SHORT EXERCISE: Your task is to print every entry below exactly as given.

MATERIAL FOR THIS EXERCISE:
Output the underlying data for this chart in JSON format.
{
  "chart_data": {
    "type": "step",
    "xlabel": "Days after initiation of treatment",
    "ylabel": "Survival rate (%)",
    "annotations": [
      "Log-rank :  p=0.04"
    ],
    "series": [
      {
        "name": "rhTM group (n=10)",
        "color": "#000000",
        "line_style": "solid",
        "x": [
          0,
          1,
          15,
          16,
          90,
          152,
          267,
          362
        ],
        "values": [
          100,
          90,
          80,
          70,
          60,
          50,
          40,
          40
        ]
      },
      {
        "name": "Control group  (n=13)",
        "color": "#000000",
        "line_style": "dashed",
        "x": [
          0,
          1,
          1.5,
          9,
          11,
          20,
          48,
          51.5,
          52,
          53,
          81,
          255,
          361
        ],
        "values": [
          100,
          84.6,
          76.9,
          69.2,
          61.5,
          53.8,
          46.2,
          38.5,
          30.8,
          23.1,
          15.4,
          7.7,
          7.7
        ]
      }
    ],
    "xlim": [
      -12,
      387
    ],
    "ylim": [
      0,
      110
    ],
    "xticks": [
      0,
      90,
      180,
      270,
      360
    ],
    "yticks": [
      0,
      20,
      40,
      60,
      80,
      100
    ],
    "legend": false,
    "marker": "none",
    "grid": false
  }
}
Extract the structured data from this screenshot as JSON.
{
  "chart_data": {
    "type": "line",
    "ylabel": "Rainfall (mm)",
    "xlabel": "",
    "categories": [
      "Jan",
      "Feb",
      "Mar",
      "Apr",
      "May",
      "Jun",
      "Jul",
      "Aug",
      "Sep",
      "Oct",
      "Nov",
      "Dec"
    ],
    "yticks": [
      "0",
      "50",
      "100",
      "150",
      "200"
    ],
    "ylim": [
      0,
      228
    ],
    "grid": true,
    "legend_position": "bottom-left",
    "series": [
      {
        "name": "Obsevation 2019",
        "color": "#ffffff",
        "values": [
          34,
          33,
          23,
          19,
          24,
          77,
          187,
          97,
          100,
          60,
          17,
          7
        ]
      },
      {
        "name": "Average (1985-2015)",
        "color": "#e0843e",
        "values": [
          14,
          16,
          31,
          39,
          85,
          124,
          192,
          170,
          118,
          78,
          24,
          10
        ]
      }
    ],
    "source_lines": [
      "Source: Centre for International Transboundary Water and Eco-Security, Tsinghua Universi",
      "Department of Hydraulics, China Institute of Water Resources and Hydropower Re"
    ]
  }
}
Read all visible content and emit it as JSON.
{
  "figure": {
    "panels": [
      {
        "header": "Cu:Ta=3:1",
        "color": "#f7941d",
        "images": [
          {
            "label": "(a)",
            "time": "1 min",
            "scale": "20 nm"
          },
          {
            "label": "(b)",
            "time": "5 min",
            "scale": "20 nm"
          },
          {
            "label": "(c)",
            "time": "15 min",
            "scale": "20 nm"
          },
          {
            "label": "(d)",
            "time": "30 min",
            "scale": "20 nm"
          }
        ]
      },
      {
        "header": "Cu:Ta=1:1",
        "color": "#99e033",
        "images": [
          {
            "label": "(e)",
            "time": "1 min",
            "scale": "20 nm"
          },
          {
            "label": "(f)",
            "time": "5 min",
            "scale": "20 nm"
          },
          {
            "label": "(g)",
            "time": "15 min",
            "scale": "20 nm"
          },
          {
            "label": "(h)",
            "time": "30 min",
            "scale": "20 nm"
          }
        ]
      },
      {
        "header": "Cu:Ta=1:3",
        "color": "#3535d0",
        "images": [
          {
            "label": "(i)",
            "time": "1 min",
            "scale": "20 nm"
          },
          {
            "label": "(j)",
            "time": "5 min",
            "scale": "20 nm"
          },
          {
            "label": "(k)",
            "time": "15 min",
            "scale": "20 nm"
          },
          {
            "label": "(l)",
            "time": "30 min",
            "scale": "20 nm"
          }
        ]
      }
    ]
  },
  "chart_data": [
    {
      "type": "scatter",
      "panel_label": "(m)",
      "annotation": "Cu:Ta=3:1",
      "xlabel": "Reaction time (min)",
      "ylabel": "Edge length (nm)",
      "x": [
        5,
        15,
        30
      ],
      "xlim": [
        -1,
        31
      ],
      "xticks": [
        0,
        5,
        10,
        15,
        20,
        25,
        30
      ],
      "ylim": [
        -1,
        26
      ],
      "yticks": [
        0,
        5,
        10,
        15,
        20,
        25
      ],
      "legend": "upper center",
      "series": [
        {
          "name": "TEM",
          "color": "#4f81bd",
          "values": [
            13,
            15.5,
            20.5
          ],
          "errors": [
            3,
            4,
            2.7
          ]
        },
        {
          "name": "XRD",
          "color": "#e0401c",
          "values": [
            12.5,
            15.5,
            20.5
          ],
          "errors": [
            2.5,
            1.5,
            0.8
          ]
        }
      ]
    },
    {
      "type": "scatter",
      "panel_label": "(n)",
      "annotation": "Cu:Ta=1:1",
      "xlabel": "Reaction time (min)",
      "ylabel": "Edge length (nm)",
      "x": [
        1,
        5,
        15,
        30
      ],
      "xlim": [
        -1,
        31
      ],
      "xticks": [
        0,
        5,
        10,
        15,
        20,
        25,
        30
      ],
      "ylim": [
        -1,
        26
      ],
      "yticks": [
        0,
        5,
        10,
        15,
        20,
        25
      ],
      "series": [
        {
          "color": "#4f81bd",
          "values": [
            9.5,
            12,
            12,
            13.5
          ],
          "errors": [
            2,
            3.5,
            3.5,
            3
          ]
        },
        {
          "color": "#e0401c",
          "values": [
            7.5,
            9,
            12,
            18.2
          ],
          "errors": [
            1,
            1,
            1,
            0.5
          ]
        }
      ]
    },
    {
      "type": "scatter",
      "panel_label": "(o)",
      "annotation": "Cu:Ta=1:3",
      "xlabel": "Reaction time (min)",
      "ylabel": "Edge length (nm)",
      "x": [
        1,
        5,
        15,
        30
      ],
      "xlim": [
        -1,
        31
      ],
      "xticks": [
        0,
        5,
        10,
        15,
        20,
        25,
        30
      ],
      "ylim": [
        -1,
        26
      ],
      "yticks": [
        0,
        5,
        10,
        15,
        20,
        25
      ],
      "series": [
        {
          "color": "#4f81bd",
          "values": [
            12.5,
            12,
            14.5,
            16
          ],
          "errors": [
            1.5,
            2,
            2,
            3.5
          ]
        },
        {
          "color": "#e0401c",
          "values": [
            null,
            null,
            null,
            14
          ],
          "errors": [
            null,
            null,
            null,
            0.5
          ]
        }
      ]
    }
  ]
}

REPLY TO THE TASK:
Output the underlying data for this chart in JSON format.
{
  "chart_data": {
    "type": "step",
    "xlabel": "Days after initiation of treatment",
    "ylabel": "Survival rate (%)",
    "annotations": [
      "Log-rank :  p=0.04"
    ],
    "series": [
      {
        "name": "rhTM group (n=10)",
        "color": "#000000",
        "line_style": "solid",
        "x": [
          0,
          1,
          15,
          16,
          90,
          152,
          267,
          362
        ],
        "values": [
          100,
          90,
          80,
          70,
          60,
          50,
          40,
          40
        ]
      },
      {
        "name": "Control group  (n=13)",
        "color": "#000000",
        "line_style": "dashed",
        "x": [
          0,
          1,
          1.5,
          9,
          11,
          20,
          48,
          51.5,
          52,
          53,
          81,
          255,
          361
        ],
        "values": [
          100,
          84.6,
          76.9,
          69.2,
          61.5,
          53.8,
          46.2,
          38.5,
          30.8,
          23.1,
          15.4,
          7.7,
          7.7
        ]
      }
    ],
    "xlim": [
      -12,
      387
    ],
    "ylim": [
      0,
      110
    ],
    "xticks": [
      0,
      90,
      180,
      270,
      360
    ],
    "yticks": [
      0,
      20,
      40,
      60,
      80,
      100
    ],
    "legend": false,
    "marker": "none",
    "grid": false
  }
}
Extract the structured data from this screenshot as JSON.
{
  "chart_data": {
    "type": "line",
    "ylabel": "Rainfall (mm)",
    "xlabel": "",
    "categories": [
      "Jan",
      "Feb",
      "Mar",
      "Apr",
      "May",
      "Jun",
      "Jul",
      "Aug",
      "Sep",
      "Oct",
      "Nov",
      "Dec"
    ],
    "yticks": [
      "0",
      "50",
      "100",
      "150",
      "200"
    ],
    "ylim": [
      0,
      228
    ],
    "grid": true,
    "legend_position": "bottom-left",
    "series": [
      {
        "name": "Obsevation 2019",
        "color": "#ffffff",
        "values": [
          34,
          33,
          23,
          19,
          24,
          77,
          187,
          97,
          100,
          60,
          17,
          7
        ]
      },
      {
        "name": "Average (1985-2015)",
        "color": "#e0843e",
        "values": [
          14,
          16,
          31,
          39,
          85,
          124,
          192,
          170,
          118,
          78,
          24,
          10
        ]
      }
    ],
    "source_lines": [
      "Source: Centre for International Transboundary Water and Eco-Security, Tsinghua Universi",
      "Department of Hydraulics, China Institute of Water Resources and Hydropower Re"
    ]
  }
}
Read all visible content and emit it as JSON.
{
  "figure": {
    "panels": [
      {
        "header": "Cu:Ta=3:1",
        "color": "#f7941d",
        "images": [
          {
            "label": "(a)",
            "time": "1 min",
            "scale": "20 nm"
          },
          {
            "label": "(b)",
            "time": "5 min",
            "scale": "20 nm"
          },
          {
            "label": "(c)",
            "time": "15 min",
            "scale": "20 nm"
          },
          {
            "label": "(d)",
            "time": "30 min",
            "scale": "20 nm"
          }
        ]
      },
      {
        "header": "Cu:Ta=1:1",
        "color": "#99e033",
        "images": [
          {
            "label": "(e)",
            "time": "1 min",
            "scale": "20 nm"
          },
          {
            "label": "(f)",
            "time": "5 min",
            "scale": "20 nm"
          },
          {
            "label": "(g)",
            "time": "15 min",
            "scale": "20 nm"
          },
          {
            "label": "(h)",
            "time": "30 min",
            "scale": "20 nm"
          }
        ]
      },
      {
        "header": "Cu:Ta=1:3",
        "color": "#3535d0",
        "images": [
          {
            "label": "(i)",
            "time": "1 min",
            "scale": "20 nm"
          },
          {
            "label": "(j)",
            "time": "5 min",
            "scale": "20 nm"
          },
          {
            "label": "(k)",
            "time": "15 min",
            "scale": "20 nm"
          },
          {
            "label": "(l)",
            "time": "30 min",
            "scale": "20 nm"
          }
        ]
      }
    ]
  },
  "chart_data": [
    {
      "type": "scatter",
      "panel_label": "(m)",
      "annotation": "Cu:Ta=3:1",
      "xlabel": "Reaction time (min)",
      "ylabel": "Edge length (nm)",
      "x": [
        5,
        15,
        30
      ],
      "xlim": [
        -1,
        31
      ],
      "xticks": [
        0,
        5,
        10,
        15,
        20,
        25,
        30
      ],
      "ylim": [
        -1,
        26
      ],
      "yticks": [
        0,
        5,
        10,
        15,
        20,
        25
      ],
      "legend": "upper center",
      "series": [
        {
          "name": "TEM",
          "color": "#4f81bd",
          "values": [
            13,
            15.5,
            20.5
          ],
          "errors": [
            3,
            4,
            2.7
          ]
        },
        {
          "name": "XRD",
          "color": "#e0401c",
          "values": [
            12.5,
            15.5,
            20.5
          ],
          "errors": [
            2.5,
            1.5,
            0.8
          ]
        }
      ]
    },
    {
      "type": "scatter",
      "panel_label": "(n)",
      "annotation": "Cu:Ta=1:1",
      "xlabel": "Reaction time (min)",
      "ylabel": "Edge length (nm)",
      "x": [
        1,
        5,
        15,
        30
      ],
      "xlim": [
        -1,
        31
      ],
      "xticks": [
        0,
        5,
        10,
        15,
        20,
        25,
        30
      ],
      "ylim": [
        -1,
        26
      ],
      "yticks": [
        0,
        5,
        10,
        15,
        20,
        25
      ],
      "series": [
        {
          "color": "#4f81bd",
          "values": [
            9.5,
            12,
            12,
            13.5
          ],
          "errors": [
            2,
            3.5,
            3.5,
            3
          ]
        },
        {
          "color": "#e0401c",
          "values": [
            7.5,
            9,
            12,
            18.2
          ],
          "errors": [
            1,
            1,
            1,
            0.5
          ]
        }
      ]
    },
    {
      "type": "scatter",
      "panel_label": "(o)",
      "annotation": "Cu:Ta=1:3",
      "xlabel": "Reaction time (min)",
      "ylabel": "Edge length (nm)",
      "x": [
        1,
        5,
        15,
        30
      ],
      "xlim": [
        -1,
        31
      ],
      "xticks": [
        0,
        5,
        10,
        15,
        20,
        25,
        30
      ],
      "ylim": [
        -1,
        26
      ],
      "yticks": [
        0,
        5,
        10,
        15,
        20,
        25
      ],
      "series": [
        {
          "color": "#4f81bd",
          "values": [
            12.5,
            12,
            14.5,
            16
          ],
          "errors": [
            1.5,
            2,
            2,
            3.5
          ]
        },
        {
          "color": "#e0401c",
          "values": [
            null,
            null,
            null,
            14
          ],
          "errors": [
            null,
            null,
            null,
            0.5
          ]
        }
      ]
    }
  ]
}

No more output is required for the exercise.